*What this task involves:*
Only the pictures are to be left out; set down the rest of the records exactly.
* Begin *
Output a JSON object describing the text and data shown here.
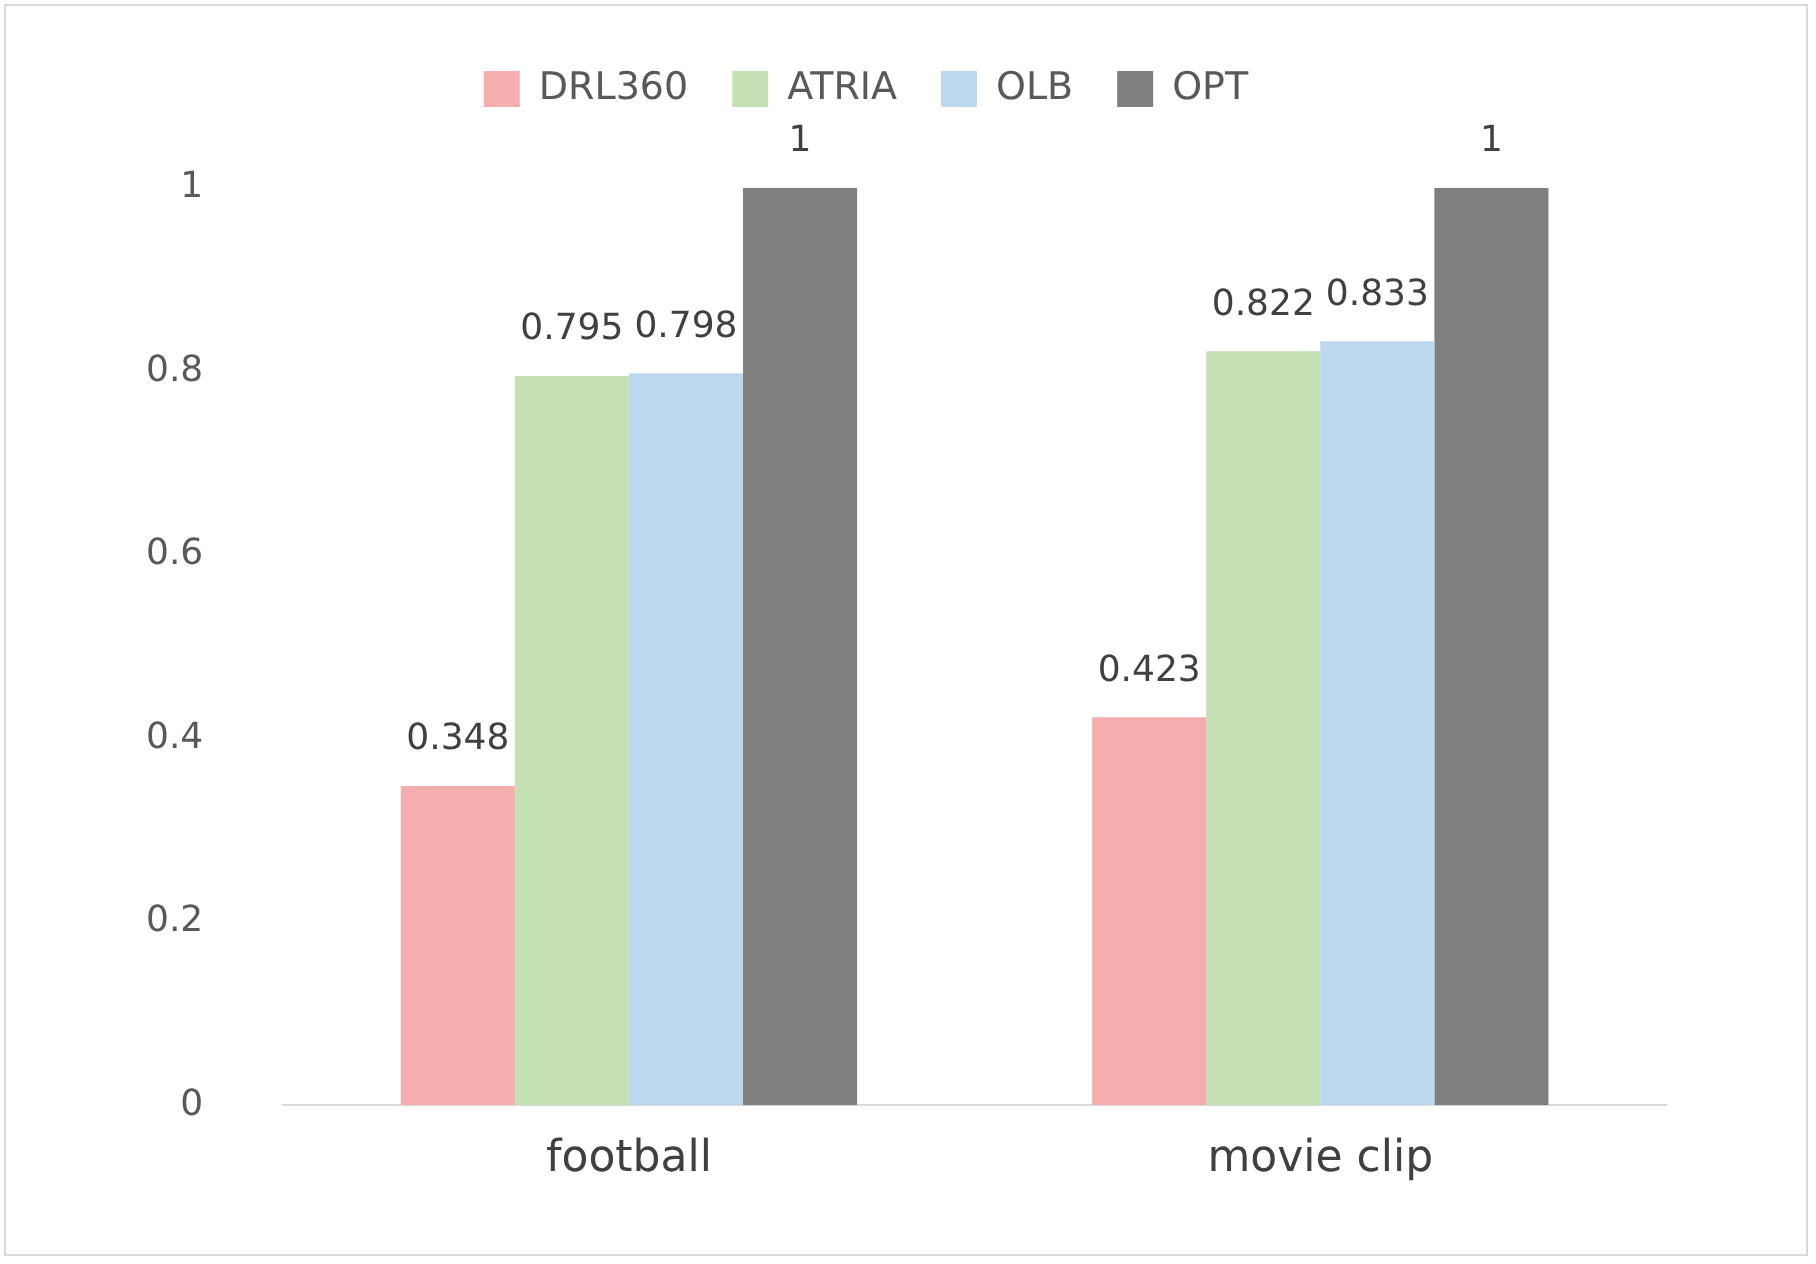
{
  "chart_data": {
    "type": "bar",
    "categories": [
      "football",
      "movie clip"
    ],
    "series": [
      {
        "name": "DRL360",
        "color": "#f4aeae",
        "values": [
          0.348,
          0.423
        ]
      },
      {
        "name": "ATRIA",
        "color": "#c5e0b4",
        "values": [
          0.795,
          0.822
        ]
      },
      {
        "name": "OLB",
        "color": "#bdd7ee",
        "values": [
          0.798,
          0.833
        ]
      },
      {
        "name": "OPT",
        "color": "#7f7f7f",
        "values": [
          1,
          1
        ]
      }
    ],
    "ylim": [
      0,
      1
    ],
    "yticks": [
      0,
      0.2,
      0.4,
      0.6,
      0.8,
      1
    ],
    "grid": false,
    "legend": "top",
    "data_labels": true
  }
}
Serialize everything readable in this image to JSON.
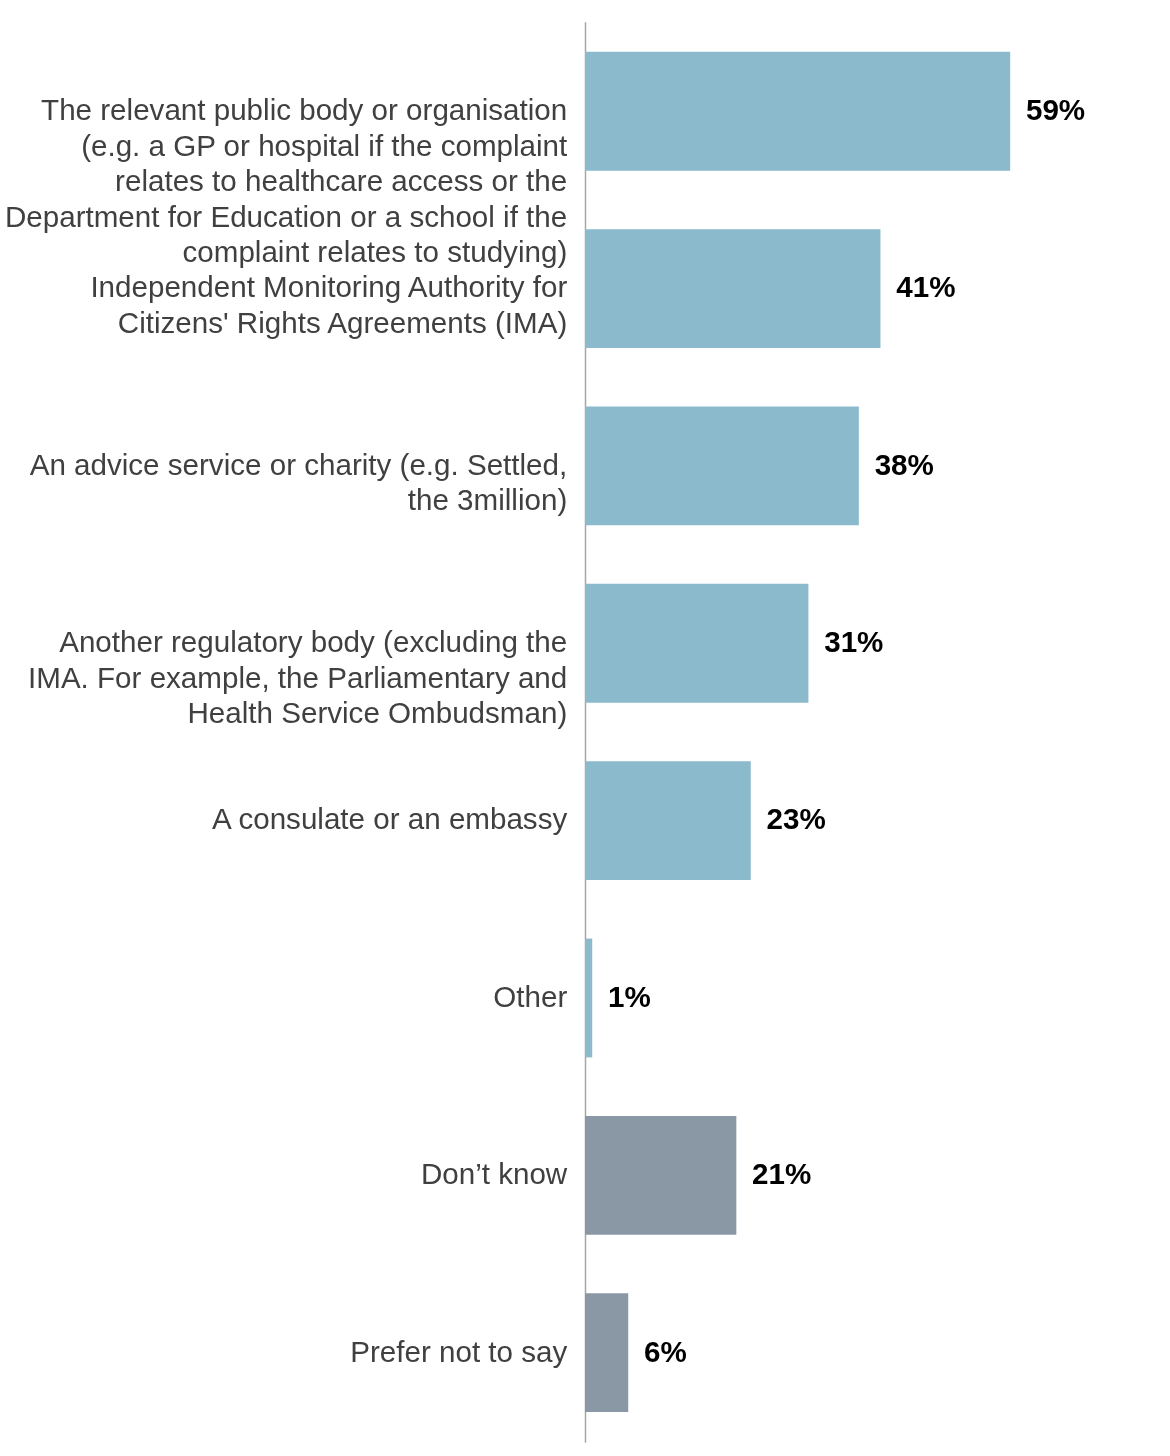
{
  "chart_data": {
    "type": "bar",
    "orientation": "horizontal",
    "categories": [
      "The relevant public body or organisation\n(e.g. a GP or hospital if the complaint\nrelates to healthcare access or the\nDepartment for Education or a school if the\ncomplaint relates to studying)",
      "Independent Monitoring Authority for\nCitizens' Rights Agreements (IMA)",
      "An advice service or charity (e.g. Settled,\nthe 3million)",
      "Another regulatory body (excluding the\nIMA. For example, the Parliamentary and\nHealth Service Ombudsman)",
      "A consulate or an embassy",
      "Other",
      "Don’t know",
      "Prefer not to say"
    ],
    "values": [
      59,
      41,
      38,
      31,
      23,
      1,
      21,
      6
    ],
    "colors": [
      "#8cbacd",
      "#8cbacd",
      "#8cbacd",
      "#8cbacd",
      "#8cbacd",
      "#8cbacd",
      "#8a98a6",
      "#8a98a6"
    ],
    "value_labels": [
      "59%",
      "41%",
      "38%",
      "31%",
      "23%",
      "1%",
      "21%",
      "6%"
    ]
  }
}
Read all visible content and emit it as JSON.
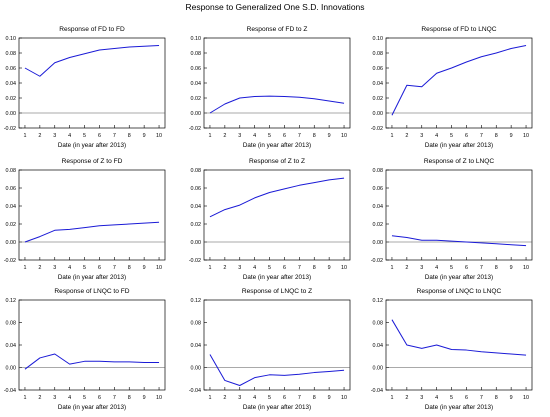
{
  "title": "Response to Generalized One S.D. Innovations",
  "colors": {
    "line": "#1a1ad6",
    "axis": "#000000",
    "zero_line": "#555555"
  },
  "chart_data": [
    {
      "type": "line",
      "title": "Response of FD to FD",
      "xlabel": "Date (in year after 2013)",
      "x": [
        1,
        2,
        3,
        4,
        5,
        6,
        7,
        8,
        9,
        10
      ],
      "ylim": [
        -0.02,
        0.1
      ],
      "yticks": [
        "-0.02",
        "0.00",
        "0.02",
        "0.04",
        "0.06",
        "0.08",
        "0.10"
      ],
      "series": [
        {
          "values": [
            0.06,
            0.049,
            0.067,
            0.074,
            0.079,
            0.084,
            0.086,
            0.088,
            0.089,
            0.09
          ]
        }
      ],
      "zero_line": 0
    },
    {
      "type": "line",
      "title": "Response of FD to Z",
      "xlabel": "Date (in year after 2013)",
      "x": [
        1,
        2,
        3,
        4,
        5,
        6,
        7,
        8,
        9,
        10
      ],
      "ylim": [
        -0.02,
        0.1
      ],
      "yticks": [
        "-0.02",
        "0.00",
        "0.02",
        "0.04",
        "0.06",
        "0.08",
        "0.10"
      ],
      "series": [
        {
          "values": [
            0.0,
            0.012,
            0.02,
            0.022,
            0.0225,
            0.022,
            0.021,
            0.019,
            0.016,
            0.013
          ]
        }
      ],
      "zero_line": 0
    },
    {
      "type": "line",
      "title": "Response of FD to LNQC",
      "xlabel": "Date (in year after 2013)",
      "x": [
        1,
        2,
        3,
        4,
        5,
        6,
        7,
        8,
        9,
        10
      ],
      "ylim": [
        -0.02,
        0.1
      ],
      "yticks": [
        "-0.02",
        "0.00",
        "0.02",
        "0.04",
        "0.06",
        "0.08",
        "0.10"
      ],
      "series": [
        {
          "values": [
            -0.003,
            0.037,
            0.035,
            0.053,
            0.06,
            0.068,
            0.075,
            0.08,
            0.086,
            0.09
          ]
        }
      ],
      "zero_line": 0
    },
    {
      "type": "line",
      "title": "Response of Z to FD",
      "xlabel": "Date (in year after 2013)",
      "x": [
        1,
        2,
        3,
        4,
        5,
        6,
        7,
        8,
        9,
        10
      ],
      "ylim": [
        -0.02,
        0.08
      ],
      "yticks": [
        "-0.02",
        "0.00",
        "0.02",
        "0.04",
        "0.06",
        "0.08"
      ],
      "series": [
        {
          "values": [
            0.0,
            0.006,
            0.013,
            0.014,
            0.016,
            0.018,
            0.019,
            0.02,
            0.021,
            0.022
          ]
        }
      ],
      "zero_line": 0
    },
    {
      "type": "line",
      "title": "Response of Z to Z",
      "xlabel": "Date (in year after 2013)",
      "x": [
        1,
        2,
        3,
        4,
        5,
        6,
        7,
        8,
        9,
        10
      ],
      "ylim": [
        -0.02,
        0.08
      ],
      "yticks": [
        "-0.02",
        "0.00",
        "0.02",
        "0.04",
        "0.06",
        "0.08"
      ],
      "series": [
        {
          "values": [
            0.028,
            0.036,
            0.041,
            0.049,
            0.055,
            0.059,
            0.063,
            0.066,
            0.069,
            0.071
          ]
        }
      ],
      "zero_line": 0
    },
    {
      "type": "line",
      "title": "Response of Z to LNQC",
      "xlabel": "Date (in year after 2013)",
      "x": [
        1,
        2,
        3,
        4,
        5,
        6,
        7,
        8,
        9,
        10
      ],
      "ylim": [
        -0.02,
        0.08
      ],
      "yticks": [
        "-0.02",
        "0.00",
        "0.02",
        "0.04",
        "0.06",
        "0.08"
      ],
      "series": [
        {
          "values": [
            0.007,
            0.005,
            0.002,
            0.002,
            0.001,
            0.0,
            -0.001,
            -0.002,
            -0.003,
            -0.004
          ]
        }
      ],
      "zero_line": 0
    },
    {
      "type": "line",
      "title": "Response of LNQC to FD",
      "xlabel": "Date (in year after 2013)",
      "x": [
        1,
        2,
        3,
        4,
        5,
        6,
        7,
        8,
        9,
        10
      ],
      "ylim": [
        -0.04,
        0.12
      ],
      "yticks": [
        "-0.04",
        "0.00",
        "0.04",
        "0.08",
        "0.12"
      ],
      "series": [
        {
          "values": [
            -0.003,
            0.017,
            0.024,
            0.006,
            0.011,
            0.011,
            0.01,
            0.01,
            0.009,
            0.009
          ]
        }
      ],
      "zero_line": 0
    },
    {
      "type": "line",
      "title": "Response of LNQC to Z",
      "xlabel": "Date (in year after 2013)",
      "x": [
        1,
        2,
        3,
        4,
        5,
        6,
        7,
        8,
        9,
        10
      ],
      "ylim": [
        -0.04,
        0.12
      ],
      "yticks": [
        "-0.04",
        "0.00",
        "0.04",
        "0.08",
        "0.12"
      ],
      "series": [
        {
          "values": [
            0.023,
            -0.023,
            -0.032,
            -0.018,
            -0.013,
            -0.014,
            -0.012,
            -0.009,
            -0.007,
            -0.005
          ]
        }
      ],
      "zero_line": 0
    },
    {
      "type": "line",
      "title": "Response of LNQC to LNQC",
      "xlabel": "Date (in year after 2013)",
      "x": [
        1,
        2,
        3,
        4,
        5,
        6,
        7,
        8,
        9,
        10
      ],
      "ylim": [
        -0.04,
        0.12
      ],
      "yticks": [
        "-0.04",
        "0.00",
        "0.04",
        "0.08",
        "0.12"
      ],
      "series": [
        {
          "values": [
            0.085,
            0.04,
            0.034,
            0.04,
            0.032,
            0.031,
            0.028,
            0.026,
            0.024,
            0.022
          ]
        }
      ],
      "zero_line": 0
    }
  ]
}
* End *
*The response:*
Output a JSON object describing the text and data shown here.
{
  "chart_data": {
    "type": "bar",
    "categories": [
      "football",
      "movie clip"
    ],
    "series": [
      {
        "name": "DRL360",
        "color": "#f4aeae",
        "values": [
          0.348,
          0.423
        ]
      },
      {
        "name": "ATRIA",
        "color": "#c5e0b4",
        "values": [
          0.795,
          0.822
        ]
      },
      {
        "name": "OLB",
        "color": "#bdd7ee",
        "values": [
          0.798,
          0.833
        ]
      },
      {
        "name": "OPT",
        "color": "#7f7f7f",
        "values": [
          1,
          1
        ]
      }
    ],
    "ylim": [
      0,
      1
    ],
    "yticks": [
      0,
      0.2,
      0.4,
      0.6,
      0.8,
      1
    ],
    "grid": false,
    "legend": "top",
    "data_labels": true
  }
}
Serialize everything readable in this image to JSON.
{
  "chart_data": {
    "type": "bar",
    "orientation": "horizontal",
    "categories": [
      "The relevant public body or organisation\n(e.g. a GP or hospital if the complaint\nrelates to healthcare access or the\nDepartment for Education or a school if the\ncomplaint relates to studying)",
      "Independent Monitoring Authority for\nCitizens' Rights Agreements (IMA)",
      "An advice service or charity (e.g. Settled,\nthe 3million)",
      "Another regulatory body (excluding the\nIMA. For example, the Parliamentary and\nHealth Service Ombudsman)",
      "A consulate or an embassy",
      "Other",
      "Don’t know",
      "Prefer not to say"
    ],
    "values": [
      59,
      41,
      38,
      31,
      23,
      1,
      21,
      6
    ],
    "colors": [
      "#8cbacd",
      "#8cbacd",
      "#8cbacd",
      "#8cbacd",
      "#8cbacd",
      "#8cbacd",
      "#8a98a6",
      "#8a98a6"
    ],
    "value_labels": [
      "59%",
      "41%",
      "38%",
      "31%",
      "23%",
      "1%",
      "21%",
      "6%"
    ]
  }
}
Read all visible content and emit it as JSON.
{
  "title": "Response to Generalized One S.D. Innovations",
  "colors": {
    "line": "#1a1ad6",
    "axis": "#000000",
    "zero_line": "#555555"
  },
  "chart_data": [
    {
      "type": "line",
      "title": "Response of FD to FD",
      "xlabel": "Date (in year after 2013)",
      "x": [
        1,
        2,
        3,
        4,
        5,
        6,
        7,
        8,
        9,
        10
      ],
      "ylim": [
        -0.02,
        0.1
      ],
      "yticks": [
        "-0.02",
        "0.00",
        "0.02",
        "0.04",
        "0.06",
        "0.08",
        "0.10"
      ],
      "series": [
        {
          "values": [
            0.06,
            0.049,
            0.067,
            0.074,
            0.079,
            0.084,
            0.086,
            0.088,
            0.089,
            0.09
          ]
        }
      ],
      "zero_line": 0
    },
    {
      "type": "line",
      "title": "Response of FD to Z",
      "xlabel": "Date (in year after 2013)",
      "x": [
        1,
        2,
        3,
        4,
        5,
        6,
        7,
        8,
        9,
        10
      ],
      "ylim": [
        -0.02,
        0.1
      ],
      "yticks": [
        "-0.02",
        "0.00",
        "0.02",
        "0.04",
        "0.06",
        "0.08",
        "0.10"
      ],
      "series": [
        {
          "values": [
            0.0,
            0.012,
            0.02,
            0.022,
            0.0225,
            0.022,
            0.021,
            0.019,
            0.016,
            0.013
          ]
        }
      ],
      "zero_line": 0
    },
    {
      "type": "line",
      "title": "Response of FD to LNQC",
      "xlabel": "Date (in year after 2013)",
      "x": [
        1,
        2,
        3,
        4,
        5,
        6,
        7,
        8,
        9,
        10
      ],
      "ylim": [
        -0.02,
        0.1
      ],
      "yticks": [
        "-0.02",
        "0.00",
        "0.02",
        "0.04",
        "0.06",
        "0.08",
        "0.10"
      ],
      "series": [
        {
          "values": [
            -0.003,
            0.037,
            0.035,
            0.053,
            0.06,
            0.068,
            0.075,
            0.08,
            0.086,
            0.09
          ]
        }
      ],
      "zero_line": 0
    },
    {
      "type": "line",
      "title": "Response of Z to FD",
      "xlabel": "Date (in year after 2013)",
      "x": [
        1,
        2,
        3,
        4,
        5,
        6,
        7,
        8,
        9,
        10
      ],
      "ylim": [
        -0.02,
        0.08
      ],
      "yticks": [
        "-0.02",
        "0.00",
        "0.02",
        "0.04",
        "0.06",
        "0.08"
      ],
      "series": [
        {
          "values": [
            0.0,
            0.006,
            0.013,
            0.014,
            0.016,
            0.018,
            0.019,
            0.02,
            0.021,
            0.022
          ]
        }
      ],
      "zero_line": 0
    },
    {
      "type": "line",
      "title": "Response of Z to Z",
      "xlabel": "Date (in year after 2013)",
      "x": [
        1,
        2,
        3,
        4,
        5,
        6,
        7,
        8,
        9,
        10
      ],
      "ylim": [
        -0.02,
        0.08
      ],
      "yticks": [
        "-0.02",
        "0.00",
        "0.02",
        "0.04",
        "0.06",
        "0.08"
      ],
      "series": [
        {
          "values": [
            0.028,
            0.036,
            0.041,
            0.049,
            0.055,
            0.059,
            0.063,
            0.066,
            0.069,
            0.071
          ]
        }
      ],
      "zero_line": 0
    },
    {
      "type": "line",
      "title": "Response of Z to LNQC",
      "xlabel": "Date (in year after 2013)",
      "x": [
        1,
        2,
        3,
        4,
        5,
        6,
        7,
        8,
        9,
        10
      ],
      "ylim": [
        -0.02,
        0.08
      ],
      "yticks": [
        "-0.02",
        "0.00",
        "0.02",
        "0.04",
        "0.06",
        "0.08"
      ],
      "series": [
        {
          "values": [
            0.007,
            0.005,
            0.002,
            0.002,
            0.001,
            0.0,
            -0.001,
            -0.002,
            -0.003,
            -0.004
          ]
        }
      ],
      "zero_line": 0
    },
    {
      "type": "line",
      "title": "Response of LNQC to FD",
      "xlabel": "Date (in year after 2013)",
      "x": [
        1,
        2,
        3,
        4,
        5,
        6,
        7,
        8,
        9,
        10
      ],
      "ylim": [
        -0.04,
        0.12
      ],
      "yticks": [
        "-0.04",
        "0.00",
        "0.04",
        "0.08",
        "0.12"
      ],
      "series": [
        {
          "values": [
            -0.003,
            0.017,
            0.024,
            0.006,
            0.011,
            0.011,
            0.01,
            0.01,
            0.009,
            0.009
          ]
        }
      ],
      "zero_line": 0
    },
    {
      "type": "line",
      "title": "Response of LNQC to Z",
      "xlabel": "Date (in year after 2013)",
      "x": [
        1,
        2,
        3,
        4,
        5,
        6,
        7,
        8,
        9,
        10
      ],
      "ylim": [
        -0.04,
        0.12
      ],
      "yticks": [
        "-0.04",
        "0.00",
        "0.04",
        "0.08",
        "0.12"
      ],
      "series": [
        {
          "values": [
            0.023,
            -0.023,
            -0.032,
            -0.018,
            -0.013,
            -0.014,
            -0.012,
            -0.009,
            -0.007,
            -0.005
          ]
        }
      ],
      "zero_line": 0
    },
    {
      "type": "line",
      "title": "Response of LNQC to LNQC",
      "xlabel": "Date (in year after 2013)",
      "x": [
        1,
        2,
        3,
        4,
        5,
        6,
        7,
        8,
        9,
        10
      ],
      "ylim": [
        -0.04,
        0.12
      ],
      "yticks": [
        "-0.04",
        "0.00",
        "0.04",
        "0.08",
        "0.12"
      ],
      "series": [
        {
          "values": [
            0.085,
            0.04,
            0.034,
            0.04,
            0.032,
            0.031,
            0.028,
            0.026,
            0.024,
            0.022
          ]
        }
      ],
      "zero_line": 0
    }
  ]
}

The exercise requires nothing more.